▸ REQUIRED TASK
Look at the entries below and reproduce them exactly.

▸ DATA TO USE

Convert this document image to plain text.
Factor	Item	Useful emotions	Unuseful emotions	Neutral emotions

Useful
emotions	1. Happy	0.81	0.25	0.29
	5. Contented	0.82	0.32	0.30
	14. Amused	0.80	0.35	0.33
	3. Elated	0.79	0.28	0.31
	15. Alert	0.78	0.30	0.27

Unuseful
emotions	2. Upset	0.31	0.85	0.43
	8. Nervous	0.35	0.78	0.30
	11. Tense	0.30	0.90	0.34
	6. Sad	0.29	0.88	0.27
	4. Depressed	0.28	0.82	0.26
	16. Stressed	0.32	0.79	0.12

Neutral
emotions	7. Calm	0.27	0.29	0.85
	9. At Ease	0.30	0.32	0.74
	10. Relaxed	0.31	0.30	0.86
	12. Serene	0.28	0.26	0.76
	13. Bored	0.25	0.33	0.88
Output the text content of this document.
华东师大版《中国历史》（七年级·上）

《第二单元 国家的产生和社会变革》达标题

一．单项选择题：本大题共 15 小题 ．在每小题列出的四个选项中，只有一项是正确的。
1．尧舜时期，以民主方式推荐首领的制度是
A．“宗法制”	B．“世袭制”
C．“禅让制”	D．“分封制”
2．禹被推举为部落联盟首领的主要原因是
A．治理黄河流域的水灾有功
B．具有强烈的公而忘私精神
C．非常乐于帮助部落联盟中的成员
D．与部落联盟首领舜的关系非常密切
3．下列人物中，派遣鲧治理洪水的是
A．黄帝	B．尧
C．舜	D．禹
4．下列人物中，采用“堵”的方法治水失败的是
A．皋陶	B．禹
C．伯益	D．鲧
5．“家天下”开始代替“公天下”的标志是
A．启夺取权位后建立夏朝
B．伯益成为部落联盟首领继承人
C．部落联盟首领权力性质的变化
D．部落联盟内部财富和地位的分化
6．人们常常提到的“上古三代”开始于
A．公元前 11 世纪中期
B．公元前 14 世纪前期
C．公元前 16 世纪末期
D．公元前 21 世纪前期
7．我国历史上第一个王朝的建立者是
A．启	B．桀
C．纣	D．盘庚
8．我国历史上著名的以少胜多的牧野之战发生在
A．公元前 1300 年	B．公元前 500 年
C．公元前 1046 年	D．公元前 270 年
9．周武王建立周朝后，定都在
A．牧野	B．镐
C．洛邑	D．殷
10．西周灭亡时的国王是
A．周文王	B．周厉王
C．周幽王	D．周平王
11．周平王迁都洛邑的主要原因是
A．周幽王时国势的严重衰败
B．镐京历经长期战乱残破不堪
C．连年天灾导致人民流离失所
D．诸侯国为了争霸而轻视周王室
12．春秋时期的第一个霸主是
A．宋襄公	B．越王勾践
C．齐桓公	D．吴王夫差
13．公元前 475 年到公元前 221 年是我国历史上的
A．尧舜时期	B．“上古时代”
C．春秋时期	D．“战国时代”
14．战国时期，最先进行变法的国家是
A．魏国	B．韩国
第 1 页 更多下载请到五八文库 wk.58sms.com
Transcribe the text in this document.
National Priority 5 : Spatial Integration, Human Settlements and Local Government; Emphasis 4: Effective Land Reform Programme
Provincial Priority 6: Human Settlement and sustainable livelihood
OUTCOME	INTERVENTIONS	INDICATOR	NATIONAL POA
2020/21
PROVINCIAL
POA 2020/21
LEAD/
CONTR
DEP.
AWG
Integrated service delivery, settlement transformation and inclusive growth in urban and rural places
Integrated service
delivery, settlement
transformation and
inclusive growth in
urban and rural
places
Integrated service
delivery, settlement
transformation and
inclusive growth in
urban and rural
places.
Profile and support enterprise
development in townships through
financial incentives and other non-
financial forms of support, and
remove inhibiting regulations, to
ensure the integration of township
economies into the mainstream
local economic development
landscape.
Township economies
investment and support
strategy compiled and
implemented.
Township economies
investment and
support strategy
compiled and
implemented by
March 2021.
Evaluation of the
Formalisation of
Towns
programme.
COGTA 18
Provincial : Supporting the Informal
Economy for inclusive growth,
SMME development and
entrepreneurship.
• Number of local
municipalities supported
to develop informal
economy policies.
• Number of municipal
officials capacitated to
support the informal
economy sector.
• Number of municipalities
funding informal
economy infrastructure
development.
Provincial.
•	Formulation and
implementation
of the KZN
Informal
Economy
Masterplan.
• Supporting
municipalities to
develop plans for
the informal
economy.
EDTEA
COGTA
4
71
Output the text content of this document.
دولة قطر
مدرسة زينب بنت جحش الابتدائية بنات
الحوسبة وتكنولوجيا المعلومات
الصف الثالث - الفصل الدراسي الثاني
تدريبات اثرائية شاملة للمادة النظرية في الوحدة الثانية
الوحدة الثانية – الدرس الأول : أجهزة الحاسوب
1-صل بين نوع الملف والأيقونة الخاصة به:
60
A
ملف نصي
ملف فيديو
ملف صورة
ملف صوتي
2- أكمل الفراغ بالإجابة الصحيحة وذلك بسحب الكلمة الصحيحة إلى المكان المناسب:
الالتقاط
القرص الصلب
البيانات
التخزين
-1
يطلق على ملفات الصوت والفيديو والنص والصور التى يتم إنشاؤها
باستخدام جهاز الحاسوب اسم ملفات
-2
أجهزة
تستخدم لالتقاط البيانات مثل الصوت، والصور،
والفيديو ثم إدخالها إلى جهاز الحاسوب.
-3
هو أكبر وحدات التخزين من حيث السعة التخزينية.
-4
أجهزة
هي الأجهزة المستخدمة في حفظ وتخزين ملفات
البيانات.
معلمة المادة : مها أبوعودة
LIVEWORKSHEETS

▸ ANSWER TO THIS EXERCISE
Convert this document image to plain text.
Factor	Item	Useful emotions	Unuseful emotions	Neutral emotions

Useful
emotions	1. Happy	0.81	0.25	0.29
	5. Contented	0.82	0.32	0.30
	14. Amused	0.80	0.35	0.33
	3. Elated	0.79	0.28	0.31
	15. Alert	0.78	0.30	0.27

Unuseful
emotions	2. Upset	0.31	0.85	0.43
	8. Nervous	0.35	0.78	0.30
	11. Tense	0.30	0.90	0.34
	6. Sad	0.29	0.88	0.27
	4. Depressed	0.28	0.82	0.26
	16. Stressed	0.32	0.79	0.12

Neutral
emotions	7. Calm	0.27	0.29	0.85
	9. At Ease	0.30	0.32	0.74
	10. Relaxed	0.31	0.30	0.86
	12. Serene	0.28	0.26	0.76
	13. Bored	0.25	0.33	0.88
Output the text content of this document.
华东师大版《中国历史》（七年级·上）

《第二单元 国家的产生和社会变革》达标题

一．单项选择题：本大题共 15 小题 ．在每小题列出的四个选项中，只有一项是正确的。
1．尧舜时期，以民主方式推荐首领的制度是
A．“宗法制”	B．“世袭制”
C．“禅让制”	D．“分封制”
2．禹被推举为部落联盟首领的主要原因是
A．治理黄河流域的水灾有功
B．具有强烈的公而忘私精神
C．非常乐于帮助部落联盟中的成员
D．与部落联盟首领舜的关系非常密切
3．下列人物中，派遣鲧治理洪水的是
A．黄帝	B．尧
C．舜	D．禹
4．下列人物中，采用“堵”的方法治水失败的是
A．皋陶	B．禹
C．伯益	D．鲧
5．“家天下”开始代替“公天下”的标志是
A．启夺取权位后建立夏朝
B．伯益成为部落联盟首领继承人
C．部落联盟首领权力性质的变化
D．部落联盟内部财富和地位的分化
6．人们常常提到的“上古三代”开始于
A．公元前 11 世纪中期
B．公元前 14 世纪前期
C．公元前 16 世纪末期
D．公元前 21 世纪前期
7．我国历史上第一个王朝的建立者是
A．启	B．桀
C．纣	D．盘庚
8．我国历史上著名的以少胜多的牧野之战发生在
A．公元前 1300 年	B．公元前 500 年
C．公元前 1046 年	D．公元前 270 年
9．周武王建立周朝后，定都在
A．牧野	B．镐
C．洛邑	D．殷
10．西周灭亡时的国王是
A．周文王	B．周厉王
C．周幽王	D．周平王
11．周平王迁都洛邑的主要原因是
A．周幽王时国势的严重衰败
B．镐京历经长期战乱残破不堪
C．连年天灾导致人民流离失所
D．诸侯国为了争霸而轻视周王室
12．春秋时期的第一个霸主是
A．宋襄公	B．越王勾践
C．齐桓公	D．吴王夫差
13．公元前 475 年到公元前 221 年是我国历史上的
A．尧舜时期	B．“上古时代”
C．春秋时期	D．“战国时代”
14．战国时期，最先进行变法的国家是
A．魏国	B．韩国
第 1 页 更多下载请到五八文库 wk.58sms.com
Transcribe the text in this document.
National Priority 5 : Spatial Integration, Human Settlements and Local Government; Emphasis 4: Effective Land Reform Programme
Provincial Priority 6: Human Settlement and sustainable livelihood
OUTCOME	INTERVENTIONS	INDICATOR	NATIONAL POA
2020/21
PROVINCIAL
POA 2020/21
LEAD/
CONTR
DEP.
AWG
Integrated service delivery, settlement transformation and inclusive growth in urban and rural places
Integrated service
delivery, settlement
transformation and
inclusive growth in
urban and rural
places
Integrated service
delivery, settlement
transformation and
inclusive growth in
urban and rural
places.
Profile and support enterprise
development in townships through
financial incentives and other non-
financial forms of support, and
remove inhibiting regulations, to
ensure the integration of township
economies into the mainstream
local economic development
landscape.
Township economies
investment and support
strategy compiled and
implemented.
Township economies
investment and
support strategy
compiled and
implemented by
March 2021.
Evaluation of the
Formalisation of
Towns
programme.
COGTA 18
Provincial : Supporting the Informal
Economy for inclusive growth,
SMME development and
entrepreneurship.
• Number of local
municipalities supported
to develop informal
economy policies.
• Number of municipal
officials capacitated to
support the informal
economy sector.
• Number of municipalities
funding informal
economy infrastructure
development.
Provincial.
•	Formulation and
implementation
of the KZN
Informal
Economy
Masterplan.
• Supporting
municipalities to
develop plans for
the informal
economy.
EDTEA
COGTA
4
71
Output the text content of this document.
دولة قطر
مدرسة زينب بنت جحش الابتدائية بنات
الحوسبة وتكنولوجيا المعلومات
الصف الثالث - الفصل الدراسي الثاني
تدريبات اثرائية شاملة للمادة النظرية في الوحدة الثانية
الوحدة الثانية – الدرس الأول : أجهزة الحاسوب
1-صل بين نوع الملف والأيقونة الخاصة به:
60
A
ملف نصي
ملف فيديو
ملف صورة
ملف صوتي
2- أكمل الفراغ بالإجابة الصحيحة وذلك بسحب الكلمة الصحيحة إلى المكان المناسب:
الالتقاط
القرص الصلب
البيانات
التخزين
-1
يطلق على ملفات الصوت والفيديو والنص والصور التى يتم إنشاؤها
باستخدام جهاز الحاسوب اسم ملفات
-2
أجهزة
تستخدم لالتقاط البيانات مثل الصوت، والصور،
والفيديو ثم إدخالها إلى جهاز الحاسوب.
-3
هو أكبر وحدات التخزين من حيث السعة التخزينية.
-4
أجهزة
هي الأجهزة المستخدمة في حفظ وتخزين ملفات
البيانات.
معلمة المادة : مها أبوعودة
LIVEWORKSHEETS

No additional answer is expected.